__Supplied data__.
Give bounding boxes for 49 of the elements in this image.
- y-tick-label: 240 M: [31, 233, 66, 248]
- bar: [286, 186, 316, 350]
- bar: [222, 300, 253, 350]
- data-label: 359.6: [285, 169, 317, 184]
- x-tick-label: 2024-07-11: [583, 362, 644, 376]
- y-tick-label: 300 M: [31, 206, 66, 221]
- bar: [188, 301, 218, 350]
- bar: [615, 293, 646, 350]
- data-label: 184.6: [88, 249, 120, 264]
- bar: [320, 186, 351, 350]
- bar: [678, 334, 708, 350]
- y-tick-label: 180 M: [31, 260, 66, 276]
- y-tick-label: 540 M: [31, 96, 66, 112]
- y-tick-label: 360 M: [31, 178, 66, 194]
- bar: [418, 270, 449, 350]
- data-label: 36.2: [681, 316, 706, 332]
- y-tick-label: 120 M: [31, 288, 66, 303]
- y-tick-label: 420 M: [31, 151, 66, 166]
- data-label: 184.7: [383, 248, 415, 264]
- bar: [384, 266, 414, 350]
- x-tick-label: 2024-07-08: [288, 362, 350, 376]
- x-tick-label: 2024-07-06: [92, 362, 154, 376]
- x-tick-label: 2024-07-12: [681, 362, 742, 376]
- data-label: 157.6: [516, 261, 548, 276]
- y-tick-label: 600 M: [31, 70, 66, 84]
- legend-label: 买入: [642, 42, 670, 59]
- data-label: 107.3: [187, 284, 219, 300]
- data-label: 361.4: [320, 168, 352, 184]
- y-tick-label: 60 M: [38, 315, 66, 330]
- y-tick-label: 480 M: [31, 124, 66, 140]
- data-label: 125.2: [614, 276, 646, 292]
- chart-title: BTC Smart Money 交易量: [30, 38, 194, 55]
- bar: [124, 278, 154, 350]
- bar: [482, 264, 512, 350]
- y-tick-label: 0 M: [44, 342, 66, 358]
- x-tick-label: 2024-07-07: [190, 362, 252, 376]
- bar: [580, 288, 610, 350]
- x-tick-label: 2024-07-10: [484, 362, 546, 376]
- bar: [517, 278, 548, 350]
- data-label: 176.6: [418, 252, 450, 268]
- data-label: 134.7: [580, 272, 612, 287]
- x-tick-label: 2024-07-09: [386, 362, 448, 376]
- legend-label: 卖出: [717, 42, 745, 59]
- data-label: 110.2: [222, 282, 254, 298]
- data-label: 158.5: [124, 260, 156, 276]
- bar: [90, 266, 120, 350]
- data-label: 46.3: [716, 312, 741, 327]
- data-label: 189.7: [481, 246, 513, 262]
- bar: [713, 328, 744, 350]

__What is asked__. Reproduce every line of the item above verbatim.

__Worked solution__.
Give bounding boxes for 49 of the elements in this image.
- y-tick-label: 240 M: [31, 233, 66, 248]
- bar: [286, 186, 316, 350]
- bar: [222, 300, 253, 350]
- data-label: 359.6: [285, 169, 317, 184]
- x-tick-label: 2024-07-11: [583, 362, 644, 376]
- y-tick-label: 300 M: [31, 206, 66, 221]
- bar: [188, 301, 218, 350]
- bar: [615, 293, 646, 350]
- data-label: 184.6: [88, 249, 120, 264]
- bar: [320, 186, 351, 350]
- bar: [678, 334, 708, 350]
- y-tick-label: 180 M: [31, 260, 66, 276]
- y-tick-label: 540 M: [31, 96, 66, 112]
- y-tick-label: 360 M: [31, 178, 66, 194]
- bar: [418, 270, 449, 350]
- data-label: 36.2: [681, 316, 706, 332]
- y-tick-label: 120 M: [31, 288, 66, 303]
- y-tick-label: 420 M: [31, 151, 66, 166]
- data-label: 184.7: [383, 248, 415, 264]
- bar: [384, 266, 414, 350]
- x-tick-label: 2024-07-08: [288, 362, 350, 376]
- x-tick-label: 2024-07-06: [92, 362, 154, 376]
- x-tick-label: 2024-07-12: [681, 362, 742, 376]
- data-label: 157.6: [516, 261, 548, 276]
- y-tick-label: 600 M: [31, 70, 66, 84]
- legend-label: 买入: [642, 42, 670, 59]
- data-label: 107.3: [187, 284, 219, 300]
- data-label: 361.4: [320, 168, 352, 184]
- y-tick-label: 60 M: [38, 315, 66, 330]
- y-tick-label: 480 M: [31, 124, 66, 140]
- data-label: 125.2: [614, 276, 646, 292]
- chart-title: BTC Smart Money 交易量: [30, 38, 194, 55]
- bar: [124, 278, 154, 350]
- bar: [482, 264, 512, 350]
- y-tick-label: 0 M: [44, 342, 66, 358]
- x-tick-label: 2024-07-07: [190, 362, 252, 376]
- bar: [580, 288, 610, 350]
- x-tick-label: 2024-07-10: [484, 362, 546, 376]
- bar: [517, 278, 548, 350]
- data-label: 176.6: [418, 252, 450, 268]
- data-label: 134.7: [580, 272, 612, 287]
- x-tick-label: 2024-07-09: [386, 362, 448, 376]
- legend-label: 卖出: [717, 42, 745, 59]
- data-label: 110.2: [222, 282, 254, 298]
- data-label: 158.5: [124, 260, 156, 276]
- bar: [90, 266, 120, 350]
- data-label: 46.3: [716, 312, 741, 327]
- data-label: 189.7: [481, 246, 513, 262]
- bar: [713, 328, 744, 350]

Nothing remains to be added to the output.